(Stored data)
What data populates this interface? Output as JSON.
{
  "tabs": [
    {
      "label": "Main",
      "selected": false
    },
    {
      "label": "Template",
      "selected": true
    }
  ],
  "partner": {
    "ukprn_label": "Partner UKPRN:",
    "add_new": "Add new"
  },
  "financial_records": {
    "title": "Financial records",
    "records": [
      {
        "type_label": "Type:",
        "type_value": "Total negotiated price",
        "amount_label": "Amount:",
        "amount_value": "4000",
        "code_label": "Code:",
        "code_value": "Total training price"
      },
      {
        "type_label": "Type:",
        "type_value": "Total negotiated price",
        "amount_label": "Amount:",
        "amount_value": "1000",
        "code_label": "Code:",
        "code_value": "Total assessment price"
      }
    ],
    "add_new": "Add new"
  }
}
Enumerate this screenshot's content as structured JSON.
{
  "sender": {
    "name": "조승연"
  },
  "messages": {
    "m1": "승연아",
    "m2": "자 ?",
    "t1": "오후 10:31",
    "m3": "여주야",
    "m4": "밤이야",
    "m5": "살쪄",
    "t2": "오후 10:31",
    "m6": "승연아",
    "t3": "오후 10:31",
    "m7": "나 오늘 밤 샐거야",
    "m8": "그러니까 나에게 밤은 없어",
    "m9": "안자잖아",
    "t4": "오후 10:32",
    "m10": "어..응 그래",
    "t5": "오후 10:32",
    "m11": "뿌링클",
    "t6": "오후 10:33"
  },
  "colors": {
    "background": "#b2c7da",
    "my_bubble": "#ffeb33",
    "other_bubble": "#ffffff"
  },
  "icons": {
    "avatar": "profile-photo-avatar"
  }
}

▸ **Request**
Make an exact copy of every entry.

▸ **Exercise answer**
What data populates this interface? Output as JSON.
{
  "tabs": [
    {
      "label": "Main",
      "selected": false
    },
    {
      "label": "Template",
      "selected": true
    }
  ],
  "partner": {
    "ukprn_label": "Partner UKPRN:",
    "add_new": "Add new"
  },
  "financial_records": {
    "title": "Financial records",
    "records": [
      {
        "type_label": "Type:",
        "type_value": "Total negotiated price",
        "amount_label": "Amount:",
        "amount_value": "4000",
        "code_label": "Code:",
        "code_value": "Total training price"
      },
      {
        "type_label": "Type:",
        "type_value": "Total negotiated price",
        "amount_label": "Amount:",
        "amount_value": "1000",
        "code_label": "Code:",
        "code_value": "Total assessment price"
      }
    ],
    "add_new": "Add new"
  }
}
Enumerate this screenshot's content as structured JSON.
{
  "sender": {
    "name": "조승연"
  },
  "messages": {
    "m1": "승연아",
    "m2": "자 ?",
    "t1": "오후 10:31",
    "m3": "여주야",
    "m4": "밤이야",
    "m5": "살쪄",
    "t2": "오후 10:31",
    "m6": "승연아",
    "t3": "오후 10:31",
    "m7": "나 오늘 밤 샐거야",
    "m8": "그러니까 나에게 밤은 없어",
    "m9": "안자잖아",
    "t4": "오후 10:32",
    "m10": "어..응 그래",
    "t5": "오후 10:32",
    "m11": "뿌링클",
    "t6": "오후 10:33"
  },
  "colors": {
    "background": "#b2c7da",
    "my_bubble": "#ffeb33",
    "other_bubble": "#ffffff"
  },
  "icons": {
    "avatar": "profile-photo-avatar"
  }
}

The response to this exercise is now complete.